### Problem to solve
Convert every line of the data below into a Markdown table with two columns, Row and Line, numbering each row and skipping blank lines.

====

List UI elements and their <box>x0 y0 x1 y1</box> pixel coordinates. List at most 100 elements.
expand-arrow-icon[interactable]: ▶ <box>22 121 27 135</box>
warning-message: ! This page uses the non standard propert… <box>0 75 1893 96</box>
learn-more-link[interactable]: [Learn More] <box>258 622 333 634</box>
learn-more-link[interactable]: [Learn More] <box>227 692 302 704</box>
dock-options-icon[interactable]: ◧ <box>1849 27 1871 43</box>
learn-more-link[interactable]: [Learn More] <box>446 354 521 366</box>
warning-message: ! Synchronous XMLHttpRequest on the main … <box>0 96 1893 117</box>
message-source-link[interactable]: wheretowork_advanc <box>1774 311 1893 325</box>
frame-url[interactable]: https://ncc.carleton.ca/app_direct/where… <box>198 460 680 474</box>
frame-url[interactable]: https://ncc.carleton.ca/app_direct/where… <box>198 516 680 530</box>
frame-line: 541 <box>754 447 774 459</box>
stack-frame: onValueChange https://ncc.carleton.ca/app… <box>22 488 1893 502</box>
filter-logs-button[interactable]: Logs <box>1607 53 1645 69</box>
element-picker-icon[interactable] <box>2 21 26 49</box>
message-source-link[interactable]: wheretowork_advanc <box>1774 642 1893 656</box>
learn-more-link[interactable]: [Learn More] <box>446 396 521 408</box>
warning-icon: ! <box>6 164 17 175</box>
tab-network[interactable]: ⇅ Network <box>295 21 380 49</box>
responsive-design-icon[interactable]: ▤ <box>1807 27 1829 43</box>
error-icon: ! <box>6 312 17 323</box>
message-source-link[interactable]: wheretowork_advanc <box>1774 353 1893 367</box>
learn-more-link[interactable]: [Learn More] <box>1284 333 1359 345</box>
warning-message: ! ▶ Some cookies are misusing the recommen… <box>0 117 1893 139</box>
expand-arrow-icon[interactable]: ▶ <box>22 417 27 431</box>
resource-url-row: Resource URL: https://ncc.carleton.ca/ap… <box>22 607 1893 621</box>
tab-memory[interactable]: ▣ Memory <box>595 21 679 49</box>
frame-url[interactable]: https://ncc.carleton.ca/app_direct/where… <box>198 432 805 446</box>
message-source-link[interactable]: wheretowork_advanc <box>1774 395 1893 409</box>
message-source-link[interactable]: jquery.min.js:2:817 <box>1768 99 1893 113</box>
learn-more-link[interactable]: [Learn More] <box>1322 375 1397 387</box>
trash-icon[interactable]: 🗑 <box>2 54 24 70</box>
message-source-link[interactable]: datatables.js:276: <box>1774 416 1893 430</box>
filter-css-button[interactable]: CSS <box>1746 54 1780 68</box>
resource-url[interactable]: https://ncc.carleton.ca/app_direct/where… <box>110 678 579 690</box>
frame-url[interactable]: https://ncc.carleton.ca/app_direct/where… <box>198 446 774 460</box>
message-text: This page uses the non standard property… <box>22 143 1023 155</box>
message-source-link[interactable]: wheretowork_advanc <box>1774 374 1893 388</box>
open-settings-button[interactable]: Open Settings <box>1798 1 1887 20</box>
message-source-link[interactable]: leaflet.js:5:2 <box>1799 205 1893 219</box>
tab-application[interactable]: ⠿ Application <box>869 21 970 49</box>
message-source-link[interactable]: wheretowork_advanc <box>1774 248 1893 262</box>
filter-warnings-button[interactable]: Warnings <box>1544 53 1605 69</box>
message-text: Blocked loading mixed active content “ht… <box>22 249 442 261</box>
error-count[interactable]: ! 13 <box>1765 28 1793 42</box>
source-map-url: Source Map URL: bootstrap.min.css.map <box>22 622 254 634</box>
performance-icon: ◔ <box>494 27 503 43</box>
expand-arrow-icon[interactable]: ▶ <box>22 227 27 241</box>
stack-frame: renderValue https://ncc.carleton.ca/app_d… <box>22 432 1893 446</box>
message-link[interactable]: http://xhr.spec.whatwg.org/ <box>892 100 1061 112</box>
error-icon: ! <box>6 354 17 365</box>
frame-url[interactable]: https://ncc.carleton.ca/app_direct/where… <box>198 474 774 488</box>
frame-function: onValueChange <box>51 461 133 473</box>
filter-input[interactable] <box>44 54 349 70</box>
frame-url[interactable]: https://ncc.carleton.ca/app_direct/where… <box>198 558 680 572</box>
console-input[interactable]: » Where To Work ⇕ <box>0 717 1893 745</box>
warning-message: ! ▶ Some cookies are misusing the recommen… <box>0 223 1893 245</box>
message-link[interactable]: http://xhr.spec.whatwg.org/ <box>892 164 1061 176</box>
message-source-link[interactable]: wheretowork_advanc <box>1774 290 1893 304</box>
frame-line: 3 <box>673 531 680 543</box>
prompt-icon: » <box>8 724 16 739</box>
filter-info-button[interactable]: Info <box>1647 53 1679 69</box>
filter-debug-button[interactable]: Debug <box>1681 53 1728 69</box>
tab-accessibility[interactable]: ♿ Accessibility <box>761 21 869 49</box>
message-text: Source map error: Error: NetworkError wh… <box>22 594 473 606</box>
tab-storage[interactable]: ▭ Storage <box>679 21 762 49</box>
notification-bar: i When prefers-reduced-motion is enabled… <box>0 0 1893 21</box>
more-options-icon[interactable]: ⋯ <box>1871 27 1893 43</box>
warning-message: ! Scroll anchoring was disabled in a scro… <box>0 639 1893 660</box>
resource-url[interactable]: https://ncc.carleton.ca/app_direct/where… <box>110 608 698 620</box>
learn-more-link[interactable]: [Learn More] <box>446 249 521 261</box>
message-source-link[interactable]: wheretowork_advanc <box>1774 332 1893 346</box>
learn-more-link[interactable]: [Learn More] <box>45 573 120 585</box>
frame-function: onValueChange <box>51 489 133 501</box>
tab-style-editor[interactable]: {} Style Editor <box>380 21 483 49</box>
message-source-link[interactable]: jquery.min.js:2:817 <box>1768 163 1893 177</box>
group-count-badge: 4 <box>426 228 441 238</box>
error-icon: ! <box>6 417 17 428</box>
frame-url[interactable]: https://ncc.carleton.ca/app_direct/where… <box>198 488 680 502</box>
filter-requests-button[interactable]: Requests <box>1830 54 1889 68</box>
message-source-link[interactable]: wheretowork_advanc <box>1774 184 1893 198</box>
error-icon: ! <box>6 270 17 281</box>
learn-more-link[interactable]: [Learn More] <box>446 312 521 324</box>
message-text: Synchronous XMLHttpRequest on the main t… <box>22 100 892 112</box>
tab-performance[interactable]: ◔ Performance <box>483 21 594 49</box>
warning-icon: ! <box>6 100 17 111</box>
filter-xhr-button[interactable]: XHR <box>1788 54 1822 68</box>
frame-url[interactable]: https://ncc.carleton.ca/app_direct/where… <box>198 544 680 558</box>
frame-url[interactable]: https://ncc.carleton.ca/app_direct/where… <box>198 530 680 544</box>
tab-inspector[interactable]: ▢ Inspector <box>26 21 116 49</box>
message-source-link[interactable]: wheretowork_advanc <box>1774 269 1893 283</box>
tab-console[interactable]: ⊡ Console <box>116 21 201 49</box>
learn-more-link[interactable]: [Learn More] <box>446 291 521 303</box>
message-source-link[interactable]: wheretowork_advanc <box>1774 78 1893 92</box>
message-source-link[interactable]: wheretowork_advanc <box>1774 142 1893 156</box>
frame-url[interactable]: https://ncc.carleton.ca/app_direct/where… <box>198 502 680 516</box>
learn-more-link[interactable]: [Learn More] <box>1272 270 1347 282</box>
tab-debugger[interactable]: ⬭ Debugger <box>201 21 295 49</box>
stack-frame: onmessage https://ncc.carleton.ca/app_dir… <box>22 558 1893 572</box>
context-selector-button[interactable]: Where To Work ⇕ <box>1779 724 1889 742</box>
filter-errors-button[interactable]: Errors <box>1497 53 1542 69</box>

====

### Solution below
| Row | Line |
|---|---|
| 1 | List UI elements and their <box>x0 y0 x1 y1</box> pixel coordinates. List at most 100 elements. |
| 2 | expand-arrow-icon[interactable]: ▶ <box>22 121 27 135</box> |
| 3 | warning-message: ! This page uses the non standard propert… <box>0 75 1893 96</box> |
| 4 | learn-more-link[interactable]: [Learn More] <box>258 622 333 634</box> |
| 5 | learn-more-link[interactable]: [Learn More] <box>227 692 302 704</box> |
| 6 | dock-options-icon[interactable]: ◧ <box>1849 27 1871 43</box> |
| 7 | learn-more-link[interactable]: [Learn More] <box>446 354 521 366</box> |
| 8 | warning-message: ! Synchronous XMLHttpRequest on the main … <box>0 96 1893 117</box> |
| 9 | message-source-link[interactable]: wheretowork_advanc <box>1774 311 1893 325</box> |
| 10 | frame-url[interactable]: https://ncc.carleton.ca/app_direct/where… <box>198 460 680 474</box> |
| 11 | frame-url[interactable]: https://ncc.carleton.ca/app_direct/where… <box>198 516 680 530</box> |
| 12 | frame-line: 541 <box>754 447 774 459</box> |
| 13 | stack-frame: onValueChange https://ncc.carleton.ca/app… <box>22 488 1893 502</box> |
| 14 | filter-logs-button[interactable]: Logs <box>1607 53 1645 69</box> |
| 15 | element-picker-icon[interactable] <box>2 21 26 49</box> |
| 16 | message-source-link[interactable]: wheretowork_advanc <box>1774 642 1893 656</box> |
| 17 | learn-more-link[interactable]: [Learn More] <box>446 396 521 408</box> |
| 18 | warning-icon: ! <box>6 164 17 175</box> |
| 19 | tab-network[interactable]: ⇅ Network <box>295 21 380 49</box> |
| 20 | responsive-design-icon[interactable]: ▤ <box>1807 27 1829 43</box> |
| 21 | error-icon: ! <box>6 312 17 323</box> |
| 22 | message-source-link[interactable]: wheretowork_advanc <box>1774 353 1893 367</box> |
| 23 | learn-more-link[interactable]: [Learn More] <box>1284 333 1359 345</box> |
| 24 | warning-message: ! ▶ Some cookies are misusing the recommen… <box>0 117 1893 139</box> |
| 25 | expand-arrow-icon[interactable]: ▶ <box>22 417 27 431</box> |
| 26 | resource-url-row: Resource URL: https://ncc.carleton.ca/ap… <box>22 607 1893 621</box> |
| 27 | tab-memory[interactable]: ▣ Memory <box>595 21 679 49</box> |
| 28 | frame-url[interactable]: https://ncc.carleton.ca/app_direct/where… <box>198 432 805 446</box> |
| 29 | message-source-link[interactable]: wheretowork_advanc <box>1774 395 1893 409</box> |
| 30 | message-source-link[interactable]: jquery.min.js:2:817 <box>1768 99 1893 113</box> |
| 31 | learn-more-link[interactable]: [Learn More] <box>1322 375 1397 387</box> |
| 32 | trash-icon[interactable]: 🗑 <box>2 54 24 70</box> |
| 33 | message-source-link[interactable]: datatables.js:276: <box>1774 416 1893 430</box> |
| 34 | filter-css-button[interactable]: CSS <box>1746 54 1780 68</box> |
| 35 | resource-url[interactable]: https://ncc.carleton.ca/app_direct/where… <box>110 678 579 690</box> |
| 36 | frame-url[interactable]: https://ncc.carleton.ca/app_direct/where… <box>198 446 774 460</box> |
| 37 | message-text: This page uses the non standard property… <box>22 143 1023 155</box> |
| 38 | message-source-link[interactable]: wheretowork_advanc <box>1774 374 1893 388</box> |
| 39 | open-settings-button[interactable]: Open Settings <box>1798 1 1887 20</box> |
| 40 | message-source-link[interactable]: leaflet.js:5:2 <box>1799 205 1893 219</box> |
| 41 | tab-application[interactable]: ⠿ Application <box>869 21 970 49</box> |
| 42 | message-source-link[interactable]: wheretowork_advanc <box>1774 248 1893 262</box> |
| 43 | filter-warnings-button[interactable]: Warnings <box>1544 53 1605 69</box> |
| 44 | message-text: Blocked loading mixed active content “ht… <box>22 249 442 261</box> |
| 45 | error-count[interactable]: ! 13 <box>1765 28 1793 42</box> |
| 46 | source-map-url: Source Map URL: bootstrap.min.css.map <box>22 622 254 634</box> |
| 47 | performance-icon: ◔ <box>494 27 503 43</box> |
| 48 | expand-arrow-icon[interactable]: ▶ <box>22 227 27 241</box> |
| 49 | stack-frame: renderValue https://ncc.carleton.ca/app_d… <box>22 432 1893 446</box> |
| 50 | message-link[interactable]: http://xhr.spec.whatwg.org/ <box>892 100 1061 112</box> |
| 51 | error-icon: ! <box>6 354 17 365</box> |
| 52 | frame-url[interactable]: https://ncc.carleton.ca/app_direct/where… <box>198 474 774 488</box> |
| 53 | frame-function: onValueChange <box>51 461 133 473</box> |
| 54 | filter-input[interactable] <box>44 54 349 70</box> |
| 55 | frame-url[interactable]: https://ncc.carleton.ca/app_direct/where… <box>198 558 680 572</box> |
| 56 | console-input[interactable]: » Where To Work ⇕ <box>0 717 1893 745</box> |
| 57 | warning-message: ! ▶ Some cookies are misusing the recommen… <box>0 223 1893 245</box> |
| 58 | message-link[interactable]: http://xhr.spec.whatwg.org/ <box>892 164 1061 176</box> |
| 59 | message-source-link[interactable]: wheretowork_advanc <box>1774 290 1893 304</box> |
| 60 | frame-line: 3 <box>673 531 680 543</box> |
| 61 | prompt-icon: » <box>8 724 16 739</box> |
| 62 | filter-info-button[interactable]: Info <box>1647 53 1679 69</box> |
| 63 | filter-debug-button[interactable]: Debug <box>1681 53 1728 69</box> |
| 64 | tab-accessibility[interactable]: ♿ Accessibility <box>761 21 869 49</box> |
| 65 | message-text: Source map error: Error: NetworkError wh… <box>22 594 473 606</box> |
| 66 | tab-storage[interactable]: ▭ Storage <box>679 21 762 49</box> |
| 67 | notification-bar: i When prefers-reduced-motion is enabled… <box>0 0 1893 21</box> |
| 68 | more-options-icon[interactable]: ⋯ <box>1871 27 1893 43</box> |
| 69 | warning-message: ! Scroll anchoring was disabled in a scro… <box>0 639 1893 660</box> |
| 70 | resource-url[interactable]: https://ncc.carleton.ca/app_direct/where… <box>110 608 698 620</box> |
| 71 | learn-more-link[interactable]: [Learn More] <box>446 249 521 261</box> |
| 72 | message-source-link[interactable]: wheretowork_advanc <box>1774 332 1893 346</box> |
| 73 | learn-more-link[interactable]: [Learn More] <box>45 573 120 585</box> |
| 74 | frame-function: onValueChange <box>51 489 133 501</box> |
| 75 | tab-style-editor[interactable]: {} Style Editor <box>380 21 483 49</box> |
| 76 | message-source-link[interactable]: jquery.min.js:2:817 <box>1768 163 1893 177</box> |
| 77 | group-count-badge: 4 <box>426 228 441 238</box> |
| 78 | error-icon: ! <box>6 417 17 428</box> |
| 79 | frame-url[interactable]: https://ncc.carleton.ca/app_direct/where… <box>198 488 680 502</box> |
| 80 | filter-requests-button[interactable]: Requests <box>1830 54 1889 68</box> |
| 81 | message-source-link[interactable]: wheretowork_advanc <box>1774 184 1893 198</box> |
| 82 | error-icon: ! <box>6 270 17 281</box> |
| 83 | learn-more-link[interactable]: [Learn More] <box>446 312 521 324</box> |
| 84 | message-text: Synchronous XMLHttpRequest on the main t… <box>22 100 892 112</box> |
| 85 | tab-performance[interactable]: ◔ Performance <box>483 21 594 49</box> |
| 86 | warning-icon: ! <box>6 100 17 111</box> |
| 87 | filter-xhr-button[interactable]: XHR <box>1788 54 1822 68</box> |
| 88 | frame-url[interactable]: https://ncc.carleton.ca/app_direct/where… <box>198 544 680 558</box> |
| 89 | frame-url[interactable]: https://ncc.carleton.ca/app_direct/where… <box>198 530 680 544</box> |
| 90 | tab-inspector[interactable]: ▢ Inspector <box>26 21 116 49</box> |
| 91 | message-source-link[interactable]: wheretowork_advanc <box>1774 269 1893 283</box> |
| 92 | tab-console[interactable]: ⊡ Console <box>116 21 201 49</box> |
| 93 | learn-more-link[interactable]: [Learn More] <box>446 291 521 303</box> |
| 94 | message-source-link[interactable]: wheretowork_advanc <box>1774 78 1893 92</box> |
| 95 | message-source-link[interactable]: wheretowork_advanc <box>1774 142 1893 156</box> |
| 96 | frame-url[interactable]: https://ncc.carleton.ca/app_direct/where… <box>198 502 680 516</box> |
| 97 | learn-more-link[interactable]: [Learn More] <box>1272 270 1347 282</box> |
| 98 | tab-debugger[interactable]: ⬭ Debugger <box>201 21 295 49</box> |
| 99 | stack-frame: onmessage https://ncc.carleton.ca/app_dir… <box>22 558 1893 572</box> |
| 100 | context-selector-button[interactable]: Where To Work ⇕ <box>1779 724 1889 742</box> |
| 101 | filter-errors-button[interactable]: Errors <box>1497 53 1542 69</box> |